=== GIVEN DATA ===

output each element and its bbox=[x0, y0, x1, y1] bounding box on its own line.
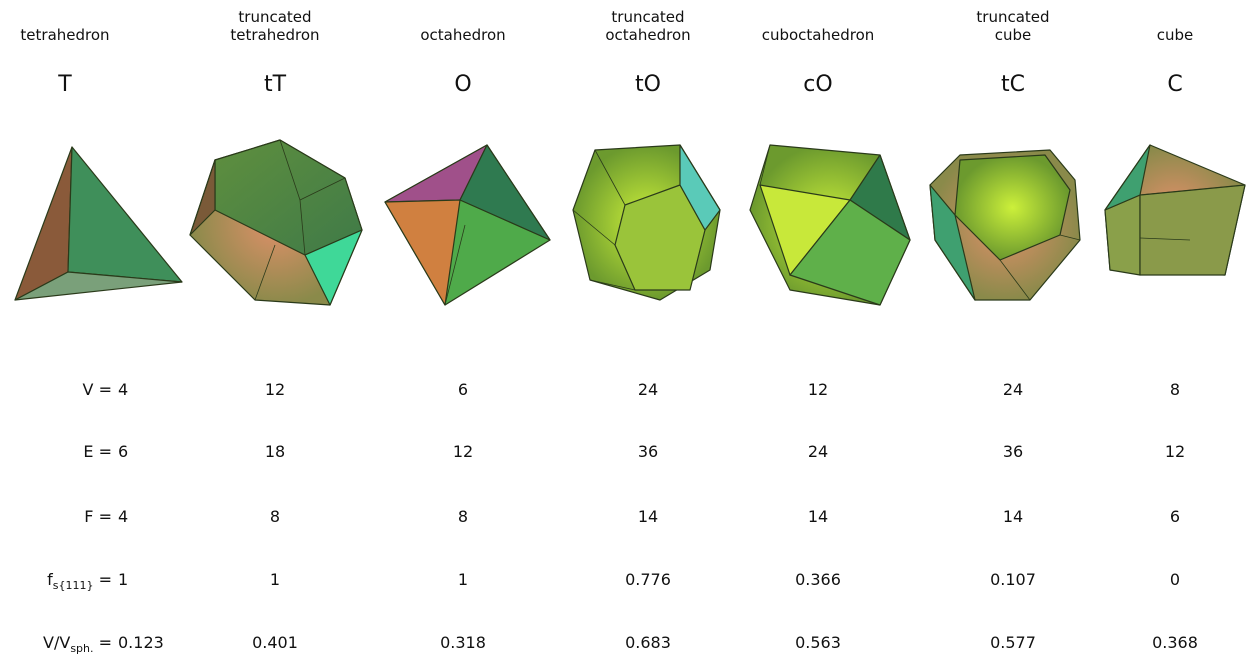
cell-value: 4 bbox=[118, 380, 129, 399]
row-label: V = bbox=[0, 380, 112, 399]
label-equals: = bbox=[98, 442, 112, 461]
name-line: tetrahedron bbox=[230, 26, 320, 44]
cell-value: 24 bbox=[637, 380, 659, 399]
name-line: truncated bbox=[976, 8, 1050, 26]
label-sub: s{111} bbox=[52, 579, 94, 593]
cell-value: 24 bbox=[807, 442, 829, 461]
column-name: cube bbox=[1095, 26, 1253, 44]
column-name: octahedron bbox=[383, 26, 543, 44]
cell-value: 0.577 bbox=[990, 633, 1036, 652]
cell-value: 0.123 bbox=[118, 633, 164, 652]
cell-value: 4 bbox=[118, 507, 129, 526]
name-line: tetrahedron bbox=[20, 26, 110, 44]
cell-value: 0.366 bbox=[795, 570, 841, 589]
label-equals: = bbox=[98, 507, 112, 526]
cell-value: 14 bbox=[1002, 507, 1024, 526]
name-line: octahedron bbox=[605, 26, 691, 44]
cell-value: 36 bbox=[637, 442, 659, 461]
column-name: truncated tetrahedron bbox=[195, 8, 355, 44]
label-main: f bbox=[47, 570, 53, 589]
label-equals: = bbox=[98, 380, 112, 399]
name-line: octahedron bbox=[420, 26, 506, 44]
cell-value: 1 bbox=[118, 570, 129, 589]
cuboctahedron-shape bbox=[749, 144, 911, 306]
column-symbol: tC bbox=[1001, 72, 1025, 97]
column-symbol: tO bbox=[635, 72, 661, 97]
name-line: cube bbox=[994, 26, 1032, 44]
row-label: V/Vsph. = bbox=[0, 633, 112, 655]
cell-value: 1 bbox=[457, 570, 469, 589]
row-label: F = bbox=[0, 507, 112, 526]
cell-value: 0.368 bbox=[1152, 633, 1198, 652]
column-symbol: tT bbox=[263, 72, 287, 97]
cell-value: 0 bbox=[1169, 570, 1181, 589]
label-sub: sph. bbox=[70, 642, 94, 656]
cell-value: 14 bbox=[807, 507, 829, 526]
cell-value: 6 bbox=[1169, 507, 1181, 526]
column-symbol: C bbox=[1167, 72, 1183, 97]
label-main: V bbox=[82, 380, 94, 399]
truncated-octahedron-shape bbox=[572, 144, 721, 301]
column-symbol: T bbox=[58, 72, 72, 97]
row-label: E = bbox=[0, 442, 112, 461]
column-symbol: cO bbox=[803, 72, 833, 97]
cell-value: 12 bbox=[807, 380, 829, 399]
cell-value: 0.683 bbox=[625, 633, 671, 652]
cell-value: 12 bbox=[264, 380, 286, 399]
label-main: E bbox=[83, 442, 94, 461]
cell-value: 0.318 bbox=[440, 633, 486, 652]
cell-value: 6 bbox=[457, 380, 469, 399]
cell-value: 8 bbox=[1169, 380, 1181, 399]
truncated-tetrahedron-shape bbox=[189, 139, 363, 306]
column-name: truncated octahedron bbox=[568, 8, 728, 44]
tetrahedron-shape bbox=[14, 146, 183, 301]
label-main: V/V bbox=[43, 633, 71, 652]
cell-value: 24 bbox=[1002, 380, 1024, 399]
label-equals: = bbox=[98, 633, 112, 652]
name-line: cuboctahedron bbox=[761, 26, 875, 44]
cell-value: 36 bbox=[1002, 442, 1024, 461]
cube-shape bbox=[1104, 144, 1246, 276]
column-name: truncated cube bbox=[933, 8, 1093, 44]
label-main: F bbox=[84, 507, 94, 526]
cell-value: 0.107 bbox=[990, 570, 1036, 589]
octahedron-shape bbox=[384, 144, 551, 306]
label-equals: = bbox=[98, 570, 112, 589]
cell-value: 8 bbox=[269, 507, 281, 526]
cell-value: 6 bbox=[118, 442, 129, 461]
cell-value: 1 bbox=[269, 570, 281, 589]
cell-value: 12 bbox=[452, 442, 474, 461]
row-label: fs{111} = bbox=[0, 570, 112, 592]
cell-value: 0.776 bbox=[625, 570, 671, 589]
cell-value: 12 bbox=[1164, 442, 1186, 461]
name-line: truncated bbox=[611, 8, 685, 26]
cell-value: 18 bbox=[264, 442, 286, 461]
column-name: tetrahedron bbox=[0, 26, 145, 44]
cell-value: 8 bbox=[457, 507, 469, 526]
column-name: cuboctahedron bbox=[738, 26, 898, 44]
column-symbol: O bbox=[454, 72, 472, 97]
name-line: cube bbox=[1156, 26, 1194, 44]
truncated-cube-shape bbox=[929, 149, 1081, 301]
cell-value: 0.401 bbox=[252, 633, 298, 652]
cell-value: 14 bbox=[637, 507, 659, 526]
cell-value: 0.563 bbox=[795, 633, 841, 652]
name-line: truncated bbox=[238, 8, 312, 26]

===

Copy every line of the listing above word for word, but leave out the pictures.

output each element and its bbox=[x0, y0, x1, y1] bounding box on its own line.
cell-value: 4 bbox=[118, 380, 129, 399]
row-label: V = bbox=[0, 380, 112, 399]
label-equals: = bbox=[98, 442, 112, 461]
name-line: tetrahedron bbox=[230, 26, 320, 44]
cell-value: 24 bbox=[637, 380, 659, 399]
name-line: truncated bbox=[976, 8, 1050, 26]
label-sub: s{111} bbox=[52, 579, 94, 593]
cell-value: 24 bbox=[807, 442, 829, 461]
column-name: cube bbox=[1095, 26, 1253, 44]
column-name: octahedron bbox=[383, 26, 543, 44]
cell-value: 0.577 bbox=[990, 633, 1036, 652]
cell-value: 0.123 bbox=[118, 633, 164, 652]
cell-value: 4 bbox=[118, 507, 129, 526]
name-line: tetrahedron bbox=[20, 26, 110, 44]
cell-value: 0.366 bbox=[795, 570, 841, 589]
label-equals: = bbox=[98, 507, 112, 526]
cell-value: 14 bbox=[1002, 507, 1024, 526]
name-line: octahedron bbox=[605, 26, 691, 44]
cell-value: 36 bbox=[637, 442, 659, 461]
column-name: truncated tetrahedron bbox=[195, 8, 355, 44]
label-main: f bbox=[47, 570, 53, 589]
label-equals: = bbox=[98, 380, 112, 399]
name-line: octahedron bbox=[420, 26, 506, 44]
cell-value: 1 bbox=[118, 570, 129, 589]
cuboctahedron-shape bbox=[749, 144, 911, 306]
column-symbol: tC bbox=[1001, 72, 1025, 97]
column-symbol: tO bbox=[635, 72, 661, 97]
name-line: cube bbox=[994, 26, 1032, 44]
row-label: V/Vsph. = bbox=[0, 633, 112, 655]
cell-value: 1 bbox=[457, 570, 469, 589]
row-label: F = bbox=[0, 507, 112, 526]
cell-value: 0.368 bbox=[1152, 633, 1198, 652]
column-symbol: tT bbox=[263, 72, 287, 97]
cell-value: 0 bbox=[1169, 570, 1181, 589]
label-sub: sph. bbox=[70, 642, 94, 656]
cell-value: 14 bbox=[807, 507, 829, 526]
cell-value: 6 bbox=[1169, 507, 1181, 526]
column-symbol: C bbox=[1167, 72, 1183, 97]
label-main: V bbox=[82, 380, 94, 399]
truncated-octahedron-shape bbox=[572, 144, 721, 301]
column-symbol: T bbox=[58, 72, 72, 97]
row-label: E = bbox=[0, 442, 112, 461]
column-symbol: cO bbox=[803, 72, 833, 97]
cell-value: 12 bbox=[807, 380, 829, 399]
cell-value: 0.683 bbox=[625, 633, 671, 652]
cell-value: 12 bbox=[264, 380, 286, 399]
label-main: E bbox=[83, 442, 94, 461]
cell-value: 0.318 bbox=[440, 633, 486, 652]
cell-value: 6 bbox=[457, 380, 469, 399]
cell-value: 8 bbox=[1169, 380, 1181, 399]
truncated-tetrahedron-shape bbox=[189, 139, 363, 306]
column-name: truncated octahedron bbox=[568, 8, 728, 44]
tetrahedron-shape bbox=[14, 146, 183, 301]
label-main: V/V bbox=[43, 633, 71, 652]
cell-value: 24 bbox=[1002, 380, 1024, 399]
label-equals: = bbox=[98, 633, 112, 652]
name-line: cuboctahedron bbox=[761, 26, 875, 44]
cell-value: 36 bbox=[1002, 442, 1024, 461]
cube-shape bbox=[1104, 144, 1246, 276]
column-name: truncated cube bbox=[933, 8, 1093, 44]
label-main: F bbox=[84, 507, 94, 526]
cell-value: 0.107 bbox=[990, 570, 1036, 589]
octahedron-shape bbox=[384, 144, 551, 306]
label-equals: = bbox=[98, 570, 112, 589]
cell-value: 8 bbox=[269, 507, 281, 526]
cell-value: 6 bbox=[118, 442, 129, 461]
cell-value: 1 bbox=[269, 570, 281, 589]
cell-value: 12 bbox=[452, 442, 474, 461]
row-label: fs{111} = bbox=[0, 570, 112, 592]
cell-value: 0.776 bbox=[625, 570, 671, 589]
cell-value: 12 bbox=[1164, 442, 1186, 461]
name-line: truncated bbox=[611, 8, 685, 26]
cell-value: 18 bbox=[264, 442, 286, 461]
column-name: tetrahedron bbox=[0, 26, 145, 44]
cell-value: 8 bbox=[457, 507, 469, 526]
column-name: cuboctahedron bbox=[738, 26, 898, 44]
column-symbol: O bbox=[454, 72, 472, 97]
name-line: cube bbox=[1156, 26, 1194, 44]
truncated-cube-shape bbox=[929, 149, 1081, 301]
cell-value: 0.401 bbox=[252, 633, 298, 652]
cell-value: 14 bbox=[637, 507, 659, 526]
cell-value: 0.563 bbox=[795, 633, 841, 652]
name-line: truncated bbox=[238, 8, 312, 26]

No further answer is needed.